┌──
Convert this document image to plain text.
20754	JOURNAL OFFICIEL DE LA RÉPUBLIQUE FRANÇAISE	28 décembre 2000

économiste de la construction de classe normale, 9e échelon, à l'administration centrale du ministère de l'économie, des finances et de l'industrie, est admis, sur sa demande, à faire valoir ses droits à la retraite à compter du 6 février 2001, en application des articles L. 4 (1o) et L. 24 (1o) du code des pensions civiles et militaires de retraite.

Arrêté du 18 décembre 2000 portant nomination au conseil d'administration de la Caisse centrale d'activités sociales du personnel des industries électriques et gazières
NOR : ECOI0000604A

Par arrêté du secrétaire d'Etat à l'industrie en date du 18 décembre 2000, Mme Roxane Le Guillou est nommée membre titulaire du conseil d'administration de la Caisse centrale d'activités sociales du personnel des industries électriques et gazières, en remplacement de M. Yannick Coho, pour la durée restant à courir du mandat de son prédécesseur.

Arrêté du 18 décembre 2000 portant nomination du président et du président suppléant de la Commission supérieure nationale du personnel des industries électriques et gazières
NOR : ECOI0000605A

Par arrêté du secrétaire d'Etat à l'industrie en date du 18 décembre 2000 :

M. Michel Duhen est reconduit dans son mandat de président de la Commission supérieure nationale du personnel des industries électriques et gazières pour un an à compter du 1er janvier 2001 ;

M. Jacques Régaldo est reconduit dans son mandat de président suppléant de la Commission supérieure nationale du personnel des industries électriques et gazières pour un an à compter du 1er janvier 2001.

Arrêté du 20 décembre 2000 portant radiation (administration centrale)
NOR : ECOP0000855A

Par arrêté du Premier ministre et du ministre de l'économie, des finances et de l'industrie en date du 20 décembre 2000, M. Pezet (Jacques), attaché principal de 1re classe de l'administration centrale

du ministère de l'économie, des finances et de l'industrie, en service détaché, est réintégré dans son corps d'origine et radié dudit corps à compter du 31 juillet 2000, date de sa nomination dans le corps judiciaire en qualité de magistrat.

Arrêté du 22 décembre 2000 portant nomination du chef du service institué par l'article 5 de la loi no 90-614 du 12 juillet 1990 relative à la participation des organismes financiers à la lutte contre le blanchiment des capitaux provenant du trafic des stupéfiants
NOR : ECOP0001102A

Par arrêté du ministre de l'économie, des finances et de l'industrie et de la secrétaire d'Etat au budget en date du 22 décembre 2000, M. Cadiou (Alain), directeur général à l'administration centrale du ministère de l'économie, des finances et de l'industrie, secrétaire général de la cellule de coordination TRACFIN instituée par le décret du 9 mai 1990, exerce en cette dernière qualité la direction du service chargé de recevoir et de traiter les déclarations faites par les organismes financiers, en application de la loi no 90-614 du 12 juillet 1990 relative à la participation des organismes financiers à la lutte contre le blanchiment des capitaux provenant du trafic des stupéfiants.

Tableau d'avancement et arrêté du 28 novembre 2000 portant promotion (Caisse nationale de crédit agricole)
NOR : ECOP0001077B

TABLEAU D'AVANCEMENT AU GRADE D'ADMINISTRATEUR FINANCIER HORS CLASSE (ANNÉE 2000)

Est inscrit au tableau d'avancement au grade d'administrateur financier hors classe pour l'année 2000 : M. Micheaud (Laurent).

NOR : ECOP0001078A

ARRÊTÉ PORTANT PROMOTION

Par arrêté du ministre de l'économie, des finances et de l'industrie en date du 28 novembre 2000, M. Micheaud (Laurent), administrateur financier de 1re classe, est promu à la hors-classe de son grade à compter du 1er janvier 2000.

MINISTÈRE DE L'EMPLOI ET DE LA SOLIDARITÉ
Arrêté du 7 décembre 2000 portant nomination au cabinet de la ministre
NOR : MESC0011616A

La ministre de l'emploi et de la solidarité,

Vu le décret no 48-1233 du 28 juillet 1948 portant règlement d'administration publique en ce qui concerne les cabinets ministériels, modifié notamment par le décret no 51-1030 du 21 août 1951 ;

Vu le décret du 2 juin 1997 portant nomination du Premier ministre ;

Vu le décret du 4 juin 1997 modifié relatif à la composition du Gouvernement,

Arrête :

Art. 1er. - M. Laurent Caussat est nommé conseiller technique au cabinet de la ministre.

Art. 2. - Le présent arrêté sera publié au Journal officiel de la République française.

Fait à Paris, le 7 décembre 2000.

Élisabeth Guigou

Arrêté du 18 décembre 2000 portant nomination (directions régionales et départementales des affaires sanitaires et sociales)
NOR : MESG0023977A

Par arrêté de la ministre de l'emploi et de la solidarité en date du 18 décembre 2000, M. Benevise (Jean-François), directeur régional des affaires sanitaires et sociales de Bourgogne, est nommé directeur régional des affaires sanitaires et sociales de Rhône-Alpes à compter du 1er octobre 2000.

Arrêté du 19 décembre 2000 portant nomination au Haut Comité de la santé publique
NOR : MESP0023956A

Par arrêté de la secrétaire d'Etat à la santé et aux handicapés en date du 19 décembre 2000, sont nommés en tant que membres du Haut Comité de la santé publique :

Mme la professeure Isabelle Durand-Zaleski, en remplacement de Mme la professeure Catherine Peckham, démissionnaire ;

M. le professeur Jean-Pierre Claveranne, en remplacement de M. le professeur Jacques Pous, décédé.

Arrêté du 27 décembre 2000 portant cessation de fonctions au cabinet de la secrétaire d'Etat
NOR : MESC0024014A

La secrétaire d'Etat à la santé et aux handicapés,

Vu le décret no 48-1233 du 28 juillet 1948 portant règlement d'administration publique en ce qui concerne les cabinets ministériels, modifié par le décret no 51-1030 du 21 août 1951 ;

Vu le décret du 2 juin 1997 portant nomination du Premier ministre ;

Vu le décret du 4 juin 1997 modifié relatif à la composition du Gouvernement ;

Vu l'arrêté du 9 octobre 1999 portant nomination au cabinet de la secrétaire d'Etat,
└──
Required task: All the data must be duplicated exactly, with nothing added or removed.

Exercise response:
Convert this document image to plain text.
20754	JOURNAL OFFICIEL DE LA RÉPUBLIQUE FRANÇAISE	28 décembre 2000

économiste de la construction de classe normale, 9e échelon, à l'administration centrale du ministère de l'économie, des finances et de l'industrie, est admis, sur sa demande, à faire valoir ses droits à la retraite à compter du 6 février 2001, en application des articles L. 4 (1o) et L. 24 (1o) du code des pensions civiles et militaires de retraite.

Arrêté du 18 décembre 2000 portant nomination au conseil d'administration de la Caisse centrale d'activités sociales du personnel des industries électriques et gazières
NOR : ECOI0000604A

Par arrêté du secrétaire d'Etat à l'industrie en date du 18 décembre 2000, Mme Roxane Le Guillou est nommée membre titulaire du conseil d'administration de la Caisse centrale d'activités sociales du personnel des industries électriques et gazières, en remplacement de M. Yannick Coho, pour la durée restant à courir du mandat de son prédécesseur.

Arrêté du 18 décembre 2000 portant nomination du président et du président suppléant de la Commission supérieure nationale du personnel des industries électriques et gazières
NOR : ECOI0000605A

Par arrêté du secrétaire d'Etat à l'industrie en date du 18 décembre 2000 :

M. Michel Duhen est reconduit dans son mandat de président de la Commission supérieure nationale du personnel des industries électriques et gazières pour un an à compter du 1er janvier 2001 ;

M. Jacques Régaldo est reconduit dans son mandat de président suppléant de la Commission supérieure nationale du personnel des industries électriques et gazières pour un an à compter du 1er janvier 2001.

Arrêté du 20 décembre 2000 portant radiation (administration centrale)
NOR : ECOP0000855A

Par arrêté du Premier ministre et du ministre de l'économie, des finances et de l'industrie en date du 20 décembre 2000, M. Pezet (Jacques), attaché principal de 1re classe de l'administration centrale

du ministère de l'économie, des finances et de l'industrie, en service détaché, est réintégré dans son corps d'origine et radié dudit corps à compter du 31 juillet 2000, date de sa nomination dans le corps judiciaire en qualité de magistrat.

Arrêté du 22 décembre 2000 portant nomination du chef du service institué par l'article 5 de la loi no 90-614 du 12 juillet 1990 relative à la participation des organismes financiers à la lutte contre le blanchiment des capitaux provenant du trafic des stupéfiants
NOR : ECOP0001102A

Par arrêté du ministre de l'économie, des finances et de l'industrie et de la secrétaire d'Etat au budget en date du 22 décembre 2000, M. Cadiou (Alain), directeur général à l'administration centrale du ministère de l'économie, des finances et de l'industrie, secrétaire général de la cellule de coordination TRACFIN instituée par le décret du 9 mai 1990, exerce en cette dernière qualité la direction du service chargé de recevoir et de traiter les déclarations faites par les organismes financiers, en application de la loi no 90-614 du 12 juillet 1990 relative à la participation des organismes financiers à la lutte contre le blanchiment des capitaux provenant du trafic des stupéfiants.

Tableau d'avancement et arrêté du 28 novembre 2000 portant promotion (Caisse nationale de crédit agricole)
NOR : ECOP0001077B

TABLEAU D'AVANCEMENT AU GRADE D'ADMINISTRATEUR FINANCIER HORS CLASSE (ANNÉE 2000)

Est inscrit au tableau d'avancement au grade d'administrateur financier hors classe pour l'année 2000 : M. Micheaud (Laurent).

NOR : ECOP0001078A

ARRÊTÉ PORTANT PROMOTION

Par arrêté du ministre de l'économie, des finances et de l'industrie en date du 28 novembre 2000, M. Micheaud (Laurent), administrateur financier de 1re classe, est promu à la hors-classe de son grade à compter du 1er janvier 2000.

MINISTÈRE DE L'EMPLOI ET DE LA SOLIDARITÉ
Arrêté du 7 décembre 2000 portant nomination au cabinet de la ministre
NOR : MESC0011616A

La ministre de l'emploi et de la solidarité,

Vu le décret no 48-1233 du 28 juillet 1948 portant règlement d'administration publique en ce qui concerne les cabinets ministériels, modifié notamment par le décret no 51-1030 du 21 août 1951 ;

Vu le décret du 2 juin 1997 portant nomination du Premier ministre ;

Vu le décret du 4 juin 1997 modifié relatif à la composition du Gouvernement,

Arrête :

Art. 1er. - M. Laurent Caussat est nommé conseiller technique au cabinet de la ministre.

Art. 2. - Le présent arrêté sera publié au Journal officiel de la République française.

Fait à Paris, le 7 décembre 2000.

Élisabeth Guigou

Arrêté du 18 décembre 2000 portant nomination (directions régionales et départementales des affaires sanitaires et sociales)
NOR : MESG0023977A

Par arrêté de la ministre de l'emploi et de la solidarité en date du 18 décembre 2000, M. Benevise (Jean-François), directeur régional des affaires sanitaires et sociales de Bourgogne, est nommé directeur régional des affaires sanitaires et sociales de Rhône-Alpes à compter du 1er octobre 2000.

Arrêté du 19 décembre 2000 portant nomination au Haut Comité de la santé publique
NOR : MESP0023956A

Par arrêté de la secrétaire d'Etat à la santé et aux handicapés en date du 19 décembre 2000, sont nommés en tant que membres du Haut Comité de la santé publique :

Mme la professeure Isabelle Durand-Zaleski, en remplacement de Mme la professeure Catherine Peckham, démissionnaire ;

M. le professeur Jean-Pierre Claveranne, en remplacement de M. le professeur Jacques Pous, décédé.

Arrêté du 27 décembre 2000 portant cessation de fonctions au cabinet de la secrétaire d'Etat
NOR : MESC0024014A

La secrétaire d'Etat à la santé et aux handicapés,

Vu le décret no 48-1233 du 28 juillet 1948 portant règlement d'administration publique en ce qui concerne les cabinets ministériels, modifié par le décret no 51-1030 du 21 août 1951 ;

Vu le décret du 2 juin 1997 portant nomination du Premier ministre ;

Vu le décret du 4 juin 1997 modifié relatif à la composition du Gouvernement ;

Vu l'arrêté du 9 octobre 1999 portant nomination au cabinet de la secrétaire d'Etat,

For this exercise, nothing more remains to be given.